**Data entries**:

start

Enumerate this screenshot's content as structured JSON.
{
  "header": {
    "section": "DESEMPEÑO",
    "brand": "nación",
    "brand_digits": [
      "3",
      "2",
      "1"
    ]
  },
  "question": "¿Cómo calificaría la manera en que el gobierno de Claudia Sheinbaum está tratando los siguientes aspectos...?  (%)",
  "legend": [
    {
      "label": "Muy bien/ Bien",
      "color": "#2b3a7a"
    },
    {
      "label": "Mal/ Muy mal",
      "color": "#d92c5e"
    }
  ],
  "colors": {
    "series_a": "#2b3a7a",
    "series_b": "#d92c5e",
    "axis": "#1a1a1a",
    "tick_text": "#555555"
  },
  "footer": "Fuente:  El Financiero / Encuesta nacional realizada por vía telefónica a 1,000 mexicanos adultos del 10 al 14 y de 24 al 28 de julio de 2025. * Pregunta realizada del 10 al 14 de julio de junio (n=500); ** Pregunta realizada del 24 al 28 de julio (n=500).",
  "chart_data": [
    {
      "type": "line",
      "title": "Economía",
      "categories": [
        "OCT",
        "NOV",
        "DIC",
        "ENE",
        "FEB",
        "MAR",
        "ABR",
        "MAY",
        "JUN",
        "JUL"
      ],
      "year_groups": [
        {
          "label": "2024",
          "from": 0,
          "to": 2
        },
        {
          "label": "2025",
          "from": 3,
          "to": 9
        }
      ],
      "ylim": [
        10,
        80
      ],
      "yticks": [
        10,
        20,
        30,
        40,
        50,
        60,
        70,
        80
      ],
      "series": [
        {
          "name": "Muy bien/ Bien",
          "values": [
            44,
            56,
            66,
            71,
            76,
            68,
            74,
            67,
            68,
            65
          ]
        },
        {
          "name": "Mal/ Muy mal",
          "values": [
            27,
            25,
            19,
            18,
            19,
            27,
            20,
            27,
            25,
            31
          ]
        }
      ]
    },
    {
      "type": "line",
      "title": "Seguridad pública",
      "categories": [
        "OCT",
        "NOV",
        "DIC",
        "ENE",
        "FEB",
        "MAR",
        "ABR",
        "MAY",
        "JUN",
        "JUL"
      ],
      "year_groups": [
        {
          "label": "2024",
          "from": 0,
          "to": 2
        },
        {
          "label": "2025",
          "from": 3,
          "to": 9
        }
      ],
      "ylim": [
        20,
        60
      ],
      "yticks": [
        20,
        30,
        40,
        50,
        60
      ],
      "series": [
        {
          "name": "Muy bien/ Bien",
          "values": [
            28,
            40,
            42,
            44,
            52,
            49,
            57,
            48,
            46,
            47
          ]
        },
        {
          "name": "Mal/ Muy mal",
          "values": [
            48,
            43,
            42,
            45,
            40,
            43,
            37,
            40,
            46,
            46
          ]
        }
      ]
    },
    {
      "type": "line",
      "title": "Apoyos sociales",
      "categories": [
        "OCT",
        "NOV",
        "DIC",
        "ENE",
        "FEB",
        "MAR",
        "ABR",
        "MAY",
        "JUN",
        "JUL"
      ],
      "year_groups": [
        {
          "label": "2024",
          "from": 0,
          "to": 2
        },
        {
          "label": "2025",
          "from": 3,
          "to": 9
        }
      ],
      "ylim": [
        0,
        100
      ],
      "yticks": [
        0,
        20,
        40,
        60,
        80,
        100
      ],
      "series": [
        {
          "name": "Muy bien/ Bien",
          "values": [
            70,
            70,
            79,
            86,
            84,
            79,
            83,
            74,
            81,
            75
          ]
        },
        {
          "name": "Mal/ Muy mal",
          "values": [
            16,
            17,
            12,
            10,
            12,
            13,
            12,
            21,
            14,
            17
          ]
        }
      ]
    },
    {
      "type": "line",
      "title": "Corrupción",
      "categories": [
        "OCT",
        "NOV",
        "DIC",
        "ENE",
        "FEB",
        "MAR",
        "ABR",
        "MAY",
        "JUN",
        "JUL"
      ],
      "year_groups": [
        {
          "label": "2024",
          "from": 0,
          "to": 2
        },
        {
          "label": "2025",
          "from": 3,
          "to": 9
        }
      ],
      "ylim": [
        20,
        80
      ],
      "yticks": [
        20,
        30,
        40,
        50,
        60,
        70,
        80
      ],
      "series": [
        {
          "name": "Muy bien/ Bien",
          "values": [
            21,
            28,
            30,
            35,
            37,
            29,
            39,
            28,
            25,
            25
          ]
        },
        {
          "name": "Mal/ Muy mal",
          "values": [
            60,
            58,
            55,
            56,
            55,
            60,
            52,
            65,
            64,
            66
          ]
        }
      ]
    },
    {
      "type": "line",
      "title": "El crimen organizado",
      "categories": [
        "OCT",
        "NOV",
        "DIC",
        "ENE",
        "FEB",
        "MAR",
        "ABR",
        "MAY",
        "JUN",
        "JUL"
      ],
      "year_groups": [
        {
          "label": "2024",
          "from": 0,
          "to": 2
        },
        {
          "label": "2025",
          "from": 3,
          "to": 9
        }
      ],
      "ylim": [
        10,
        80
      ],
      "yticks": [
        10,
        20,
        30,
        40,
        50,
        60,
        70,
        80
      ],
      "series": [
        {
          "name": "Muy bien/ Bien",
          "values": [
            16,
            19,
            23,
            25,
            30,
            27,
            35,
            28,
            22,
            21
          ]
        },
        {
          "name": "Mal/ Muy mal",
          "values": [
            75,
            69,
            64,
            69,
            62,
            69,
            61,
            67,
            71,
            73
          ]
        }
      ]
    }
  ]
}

end

**OBJECTIVE**:
Look through the entries above and report the number of lines that contain "title". Write only the number.

**SOLUTION TO THIS TASK**:
5